■ **Exercise prompt**:
Quote, verbatim, all material below, without pictures.

■ **Data for processing**:
################
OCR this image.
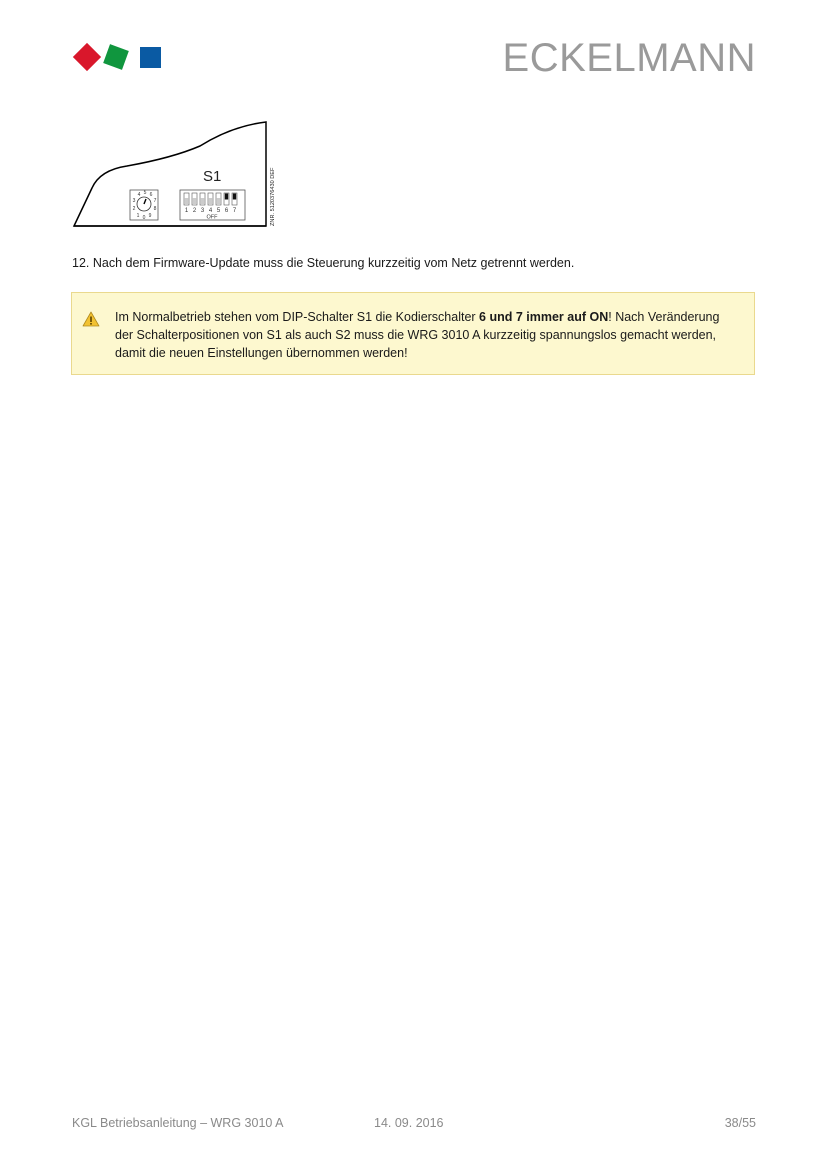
ECKELMANN
S1
0
1
2
3
4 5 6
7
8
9
1 2 3 4 5 6 7
OFF	ZNR. 5120376430 DEF
12. Nach dem Firmware-Update muss die Steuerung kurzzeitig vom Netz getrennt werden.
Im Normalbetrieb stehen vom DIP-Schalter S1 die Kodierschalter 6 und 7 immer auf ON! Nach Veränderung der Schalterpositionen von S1 als auch S2 muss die WRG 3010 A kurzzeitig spannungslos gemacht werden, damit die neuen Einstellungen übernommen werden!
KGL Betriebsanleitung – WRG 3010 A	14. 09. 2016	38/55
################
■ **Completed task**:
OCR this image.
ECKELMANN
S1
0
1
2
3
4 5 6
7
8
9
1 2 3 4 5 6 7
OFF	ZNR. 5120376430 DEF
12. Nach dem Firmware-Update muss die Steuerung kurzzeitig vom Netz getrennt werden.
Im Normalbetrieb stehen vom DIP-Schalter S1 die Kodierschalter 6 und 7 immer auf ON! Nach Veränderung der Schalterpositionen von S1 als auch S2 muss die WRG 3010 A kurzzeitig spannungslos gemacht werden, damit die neuen Einstellungen übernommen werden!
KGL Betriebsanleitung – WRG 3010 A	14. 09. 2016	38/55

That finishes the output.